Your task: Take the line that contains "OCR this image." as the first and the last line of the material as the final one; set down exactly the lines in that span.

Entries shown:
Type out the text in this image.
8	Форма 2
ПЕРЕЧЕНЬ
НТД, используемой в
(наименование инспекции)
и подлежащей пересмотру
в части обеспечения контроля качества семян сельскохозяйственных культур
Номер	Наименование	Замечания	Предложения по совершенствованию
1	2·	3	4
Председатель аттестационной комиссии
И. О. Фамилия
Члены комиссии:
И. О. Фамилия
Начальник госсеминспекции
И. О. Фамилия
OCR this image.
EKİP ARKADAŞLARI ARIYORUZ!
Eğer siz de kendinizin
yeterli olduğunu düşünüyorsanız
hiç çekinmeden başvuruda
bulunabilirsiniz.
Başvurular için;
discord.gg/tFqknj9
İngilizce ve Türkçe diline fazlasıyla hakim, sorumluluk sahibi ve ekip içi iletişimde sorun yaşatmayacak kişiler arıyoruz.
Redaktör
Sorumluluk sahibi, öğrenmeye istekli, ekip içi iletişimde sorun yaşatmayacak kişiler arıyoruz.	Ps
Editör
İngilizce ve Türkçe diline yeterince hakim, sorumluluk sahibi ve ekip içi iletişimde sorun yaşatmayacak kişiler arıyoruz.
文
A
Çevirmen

Complete response:
OCR this image.
EKİP ARKADAŞLARI ARIYORUZ!
Eğer siz de kendinizin
yeterli olduğunu düşünüyorsanız
hiç çekinmeden başvuruda
bulunabilirsiniz.
Başvurular için;
discord.gg/tFqknj9
İngilizce ve Türkçe diline fazlasıyla hakim, sorumluluk sahibi ve ekip içi iletişimde sorun yaşatmayacak kişiler arıyoruz.
Redaktör
Sorumluluk sahibi, öğrenmeye istekli, ekip içi iletişimde sorun yaşatmayacak kişiler arıyoruz.	Ps
Editör
İngilizce ve Türkçe diline yeterince hakim, sorumluluk sahibi ve ekip içi iletişimde sorun yaşatmayacak kişiler arıyoruz.
文
A
Çevirmen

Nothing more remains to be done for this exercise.